- INSTRUCTION:
Extract the complete data exactly as given.

***** RECORD EXTRACTS

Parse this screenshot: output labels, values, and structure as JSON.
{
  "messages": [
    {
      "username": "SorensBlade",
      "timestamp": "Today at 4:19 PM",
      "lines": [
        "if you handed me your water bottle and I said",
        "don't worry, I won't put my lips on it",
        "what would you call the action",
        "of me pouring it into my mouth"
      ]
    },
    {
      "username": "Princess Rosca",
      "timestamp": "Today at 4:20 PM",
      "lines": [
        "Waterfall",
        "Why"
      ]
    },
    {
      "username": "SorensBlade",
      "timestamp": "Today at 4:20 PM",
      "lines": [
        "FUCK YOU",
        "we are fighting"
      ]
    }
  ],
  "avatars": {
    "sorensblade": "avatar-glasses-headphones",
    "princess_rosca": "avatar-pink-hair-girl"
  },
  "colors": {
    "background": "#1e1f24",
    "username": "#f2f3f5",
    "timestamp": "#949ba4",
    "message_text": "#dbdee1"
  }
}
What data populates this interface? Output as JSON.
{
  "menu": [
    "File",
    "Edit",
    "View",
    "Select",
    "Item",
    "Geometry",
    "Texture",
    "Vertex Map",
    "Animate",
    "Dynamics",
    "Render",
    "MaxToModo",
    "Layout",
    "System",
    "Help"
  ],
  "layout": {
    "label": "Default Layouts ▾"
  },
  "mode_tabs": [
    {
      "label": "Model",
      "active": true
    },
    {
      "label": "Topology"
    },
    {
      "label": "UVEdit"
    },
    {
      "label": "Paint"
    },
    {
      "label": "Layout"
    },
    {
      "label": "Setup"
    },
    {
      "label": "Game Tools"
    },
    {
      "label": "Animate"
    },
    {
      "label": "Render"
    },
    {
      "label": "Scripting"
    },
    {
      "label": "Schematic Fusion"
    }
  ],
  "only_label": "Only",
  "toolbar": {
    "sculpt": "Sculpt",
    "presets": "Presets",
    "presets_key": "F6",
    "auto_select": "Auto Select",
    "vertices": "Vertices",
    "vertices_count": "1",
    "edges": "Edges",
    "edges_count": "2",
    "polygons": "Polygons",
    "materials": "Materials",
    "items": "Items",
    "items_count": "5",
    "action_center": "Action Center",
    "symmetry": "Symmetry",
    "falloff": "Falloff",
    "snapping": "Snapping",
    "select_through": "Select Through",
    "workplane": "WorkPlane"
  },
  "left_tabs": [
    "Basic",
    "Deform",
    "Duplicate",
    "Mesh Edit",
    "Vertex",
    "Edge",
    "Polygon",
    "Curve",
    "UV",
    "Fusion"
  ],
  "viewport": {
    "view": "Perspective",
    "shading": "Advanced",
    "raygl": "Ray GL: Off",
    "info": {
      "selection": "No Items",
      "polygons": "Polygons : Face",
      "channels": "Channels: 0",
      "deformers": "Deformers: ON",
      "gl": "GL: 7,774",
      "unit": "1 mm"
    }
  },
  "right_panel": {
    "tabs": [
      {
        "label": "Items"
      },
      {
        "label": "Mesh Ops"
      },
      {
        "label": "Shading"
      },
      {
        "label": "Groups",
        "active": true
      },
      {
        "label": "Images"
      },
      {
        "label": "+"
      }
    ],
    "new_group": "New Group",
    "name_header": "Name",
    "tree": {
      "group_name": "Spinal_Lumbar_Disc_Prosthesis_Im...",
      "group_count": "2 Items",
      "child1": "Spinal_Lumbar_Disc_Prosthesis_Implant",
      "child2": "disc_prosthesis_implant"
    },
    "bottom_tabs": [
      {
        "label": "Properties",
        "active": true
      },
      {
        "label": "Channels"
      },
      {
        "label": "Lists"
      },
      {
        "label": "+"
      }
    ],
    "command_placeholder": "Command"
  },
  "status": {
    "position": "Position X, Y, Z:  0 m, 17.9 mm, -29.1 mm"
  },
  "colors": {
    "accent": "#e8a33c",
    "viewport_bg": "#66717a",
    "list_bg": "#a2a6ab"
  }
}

**********

- RESPONSE TO THIS TASK:
Parse this screenshot: output labels, values, and structure as JSON.
{
  "messages": [
    {
      "username": "SorensBlade",
      "timestamp": "Today at 4:19 PM",
      "lines": [
        "if you handed me your water bottle and I said",
        "don't worry, I won't put my lips on it",
        "what would you call the action",
        "of me pouring it into my mouth"
      ]
    },
    {
      "username": "Princess Rosca",
      "timestamp": "Today at 4:20 PM",
      "lines": [
        "Waterfall",
        "Why"
      ]
    },
    {
      "username": "SorensBlade",
      "timestamp": "Today at 4:20 PM",
      "lines": [
        "FUCK YOU",
        "we are fighting"
      ]
    }
  ],
  "avatars": {
    "sorensblade": "avatar-glasses-headphones",
    "princess_rosca": "avatar-pink-hair-girl"
  },
  "colors": {
    "background": "#1e1f24",
    "username": "#f2f3f5",
    "timestamp": "#949ba4",
    "message_text": "#dbdee1"
  }
}
What data populates this interface? Output as JSON.
{
  "menu": [
    "File",
    "Edit",
    "View",
    "Select",
    "Item",
    "Geometry",
    "Texture",
    "Vertex Map",
    "Animate",
    "Dynamics",
    "Render",
    "MaxToModo",
    "Layout",
    "System",
    "Help"
  ],
  "layout": {
    "label": "Default Layouts ▾"
  },
  "mode_tabs": [
    {
      "label": "Model",
      "active": true
    },
    {
      "label": "Topology"
    },
    {
      "label": "UVEdit"
    },
    {
      "label": "Paint"
    },
    {
      "label": "Layout"
    },
    {
      "label": "Setup"
    },
    {
      "label": "Game Tools"
    },
    {
      "label": "Animate"
    },
    {
      "label": "Render"
    },
    {
      "label": "Scripting"
    },
    {
      "label": "Schematic Fusion"
    }
  ],
  "only_label": "Only",
  "toolbar": {
    "sculpt": "Sculpt",
    "presets": "Presets",
    "presets_key": "F6",
    "auto_select": "Auto Select",
    "vertices": "Vertices",
    "vertices_count": "1",
    "edges": "Edges",
    "edges_count": "2",
    "polygons": "Polygons",
    "materials": "Materials",
    "items": "Items",
    "items_count": "5",
    "action_center": "Action Center",
    "symmetry": "Symmetry",
    "falloff": "Falloff",
    "snapping": "Snapping",
    "select_through": "Select Through",
    "workplane": "WorkPlane"
  },
  "left_tabs": [
    "Basic",
    "Deform",
    "Duplicate",
    "Mesh Edit",
    "Vertex",
    "Edge",
    "Polygon",
    "Curve",
    "UV",
    "Fusion"
  ],
  "viewport": {
    "view": "Perspective",
    "shading": "Advanced",
    "raygl": "Ray GL: Off",
    "info": {
      "selection": "No Items",
      "polygons": "Polygons : Face",
      "channels": "Channels: 0",
      "deformers": "Deformers: ON",
      "gl": "GL: 7,774",
      "unit": "1 mm"
    }
  },
  "right_panel": {
    "tabs": [
      {
        "label": "Items"
      },
      {
        "label": "Mesh Ops"
      },
      {
        "label": "Shading"
      },
      {
        "label": "Groups",
        "active": true
      },
      {
        "label": "Images"
      },
      {
        "label": "+"
      }
    ],
    "new_group": "New Group",
    "name_header": "Name",
    "tree": {
      "group_name": "Spinal_Lumbar_Disc_Prosthesis_Im...",
      "group_count": "2 Items",
      "child1": "Spinal_Lumbar_Disc_Prosthesis_Implant",
      "child2": "disc_prosthesis_implant"
    },
    "bottom_tabs": [
      {
        "label": "Properties",
        "active": true
      },
      {
        "label": "Channels"
      },
      {
        "label": "Lists"
      },
      {
        "label": "+"
      }
    ],
    "command_placeholder": "Command"
  },
  "status": {
    "position": "Position X, Y, Z:  0 m, 17.9 mm, -29.1 mm"
  },
  "colors": {
    "accent": "#e8a33c",
    "viewport_bg": "#66717a",
    "list_bg": "#a2a6ab"
  }
}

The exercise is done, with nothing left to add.